WORK TO COMPLETE – Please count the lines in the listing below where the word "values" appears. Give the number only.

++++ RECORD EXTRACTS ++++

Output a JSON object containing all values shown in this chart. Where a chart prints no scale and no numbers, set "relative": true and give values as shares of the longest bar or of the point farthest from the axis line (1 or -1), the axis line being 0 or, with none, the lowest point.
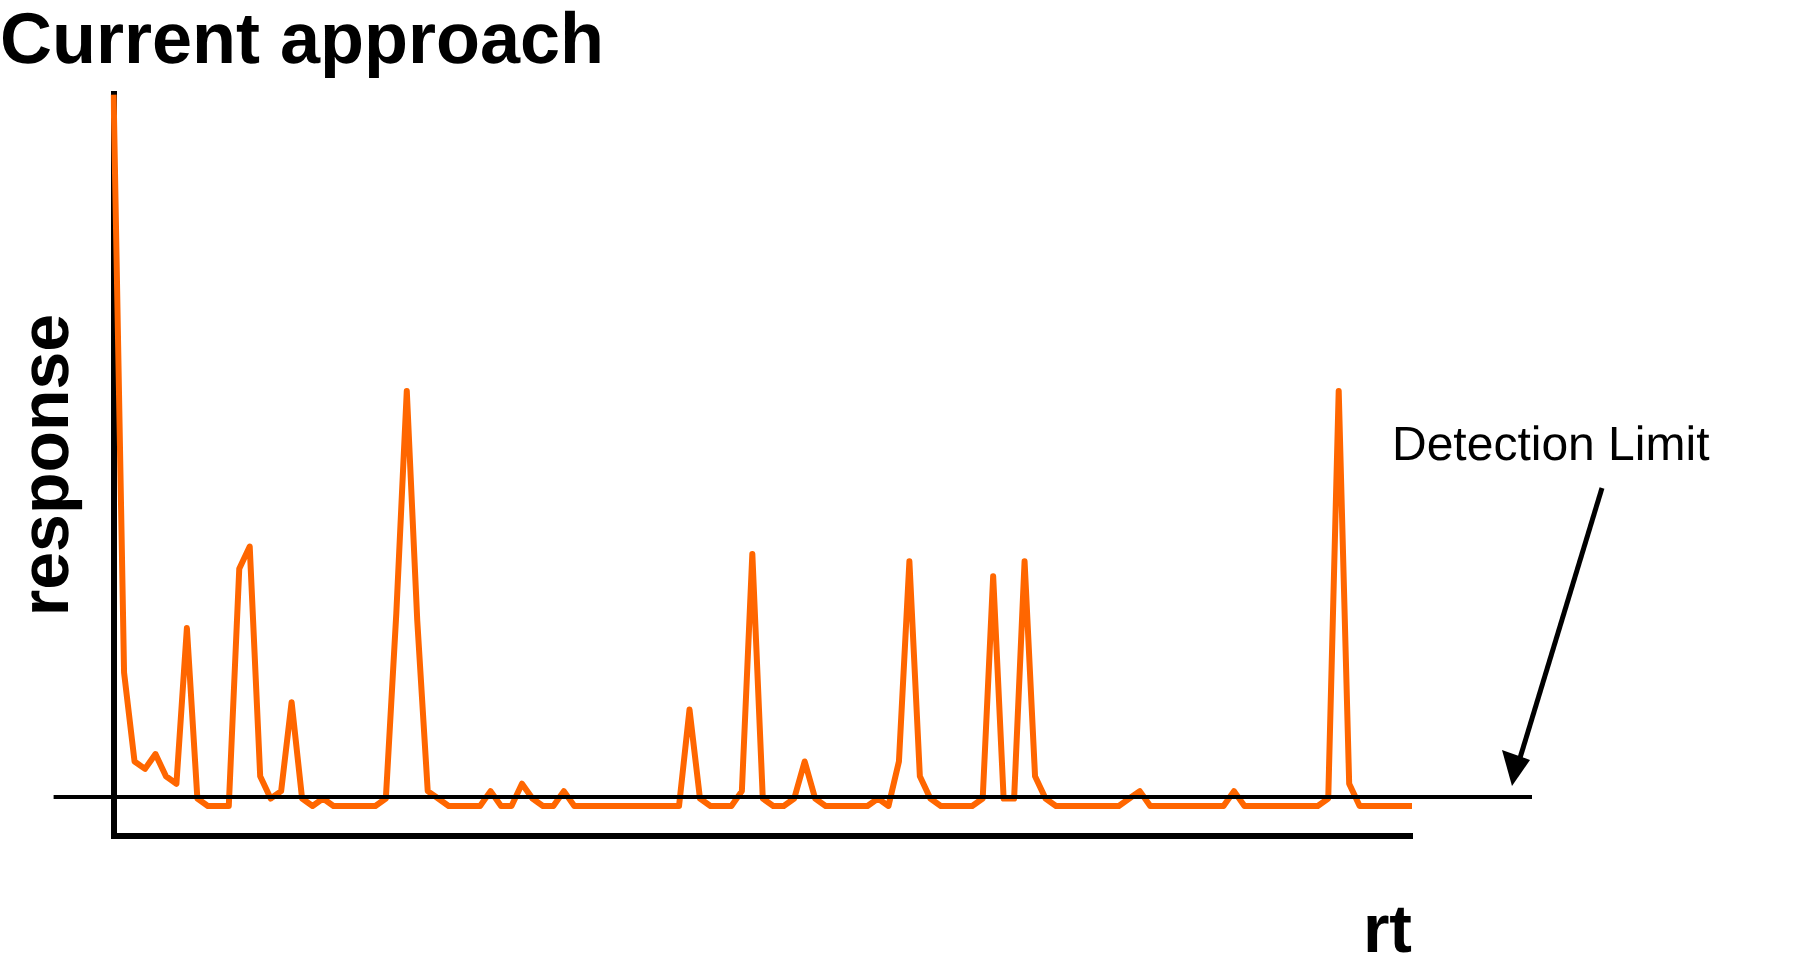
{
  "chart_data": {
    "type": "line",
    "title": "Current approach",
    "xlabel": "rt",
    "ylabel": "response",
    "relative": true,
    "marker": "none",
    "categories": [
      null,
      null,
      null,
      null,
      null,
      null,
      null,
      null,
      null,
      null,
      null,
      null,
      null,
      null,
      null,
      null,
      null,
      null,
      null,
      null,
      null,
      null,
      null,
      null,
      null,
      null,
      null,
      null,
      null,
      null,
      null,
      null,
      null,
      null,
      null,
      null,
      null,
      null,
      null,
      null,
      null,
      null,
      null,
      null,
      null,
      null,
      null,
      null,
      null,
      null,
      null,
      null,
      null,
      null,
      null,
      null,
      null,
      null,
      null,
      null,
      null,
      null,
      null,
      null,
      null,
      null,
      null,
      null,
      null,
      null,
      null,
      null,
      null,
      null,
      null,
      null,
      null,
      null,
      null,
      null,
      null,
      null,
      null,
      null,
      null,
      null,
      null,
      null,
      null,
      null,
      null,
      null,
      null,
      null,
      null,
      null,
      null,
      null,
      null,
      null,
      null,
      null,
      null,
      null,
      null,
      null,
      null,
      null,
      null,
      null,
      null,
      null,
      null,
      null,
      null,
      null,
      null,
      null,
      null,
      null,
      null,
      null,
      null,
      null,
      null
    ],
    "series": [
      {
        "color": "#ff6600",
        "values": [
          1.0,
          0.22,
          0.1,
          0.09,
          0.11,
          0.08,
          0.07,
          0.28,
          0.05,
          0.04,
          0.04,
          0.04,
          0.36,
          0.39,
          0.08,
          0.05,
          0.06,
          0.18,
          0.05,
          0.04,
          0.05,
          0.04,
          0.04,
          0.04,
          0.04,
          0.04,
          0.05,
          0.3,
          0.6,
          0.29,
          0.06,
          0.05,
          0.04,
          0.04,
          0.04,
          0.04,
          0.06,
          0.04,
          0.04,
          0.07,
          0.05,
          0.04,
          0.04,
          0.06,
          0.04,
          0.04,
          0.04,
          0.04,
          0.04,
          0.04,
          0.04,
          0.04,
          0.04,
          0.04,
          0.04,
          0.17,
          0.05,
          0.04,
          0.04,
          0.04,
          0.06,
          0.38,
          0.05,
          0.04,
          0.04,
          0.05,
          0.1,
          0.05,
          0.04,
          0.04,
          0.04,
          0.04,
          0.04,
          0.05,
          0.04,
          0.1,
          0.37,
          0.08,
          0.05,
          0.04,
          0.04,
          0.04,
          0.04,
          0.05,
          0.35,
          0.05,
          0.05,
          0.37,
          0.08,
          0.05,
          0.04,
          0.04,
          0.04,
          0.04,
          0.04,
          0.04,
          0.04,
          0.05,
          0.06,
          0.04,
          0.04,
          0.04,
          0.04,
          0.04,
          0.04,
          0.04,
          0.04,
          0.06,
          0.04,
          0.04,
          0.04,
          0.04,
          0.04,
          0.04,
          0.04,
          0.04,
          0.05,
          0.6,
          0.07,
          0.04,
          0.04,
          0.04,
          0.04,
          0.04,
          0.04
        ]
      }
    ],
    "ref_lines": [
      {
        "axis": "y",
        "value": 0.052,
        "label": "Detection Limit",
        "color": "#000000"
      }
    ]
  }
}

++++

EXPECTED OUTPUT – 2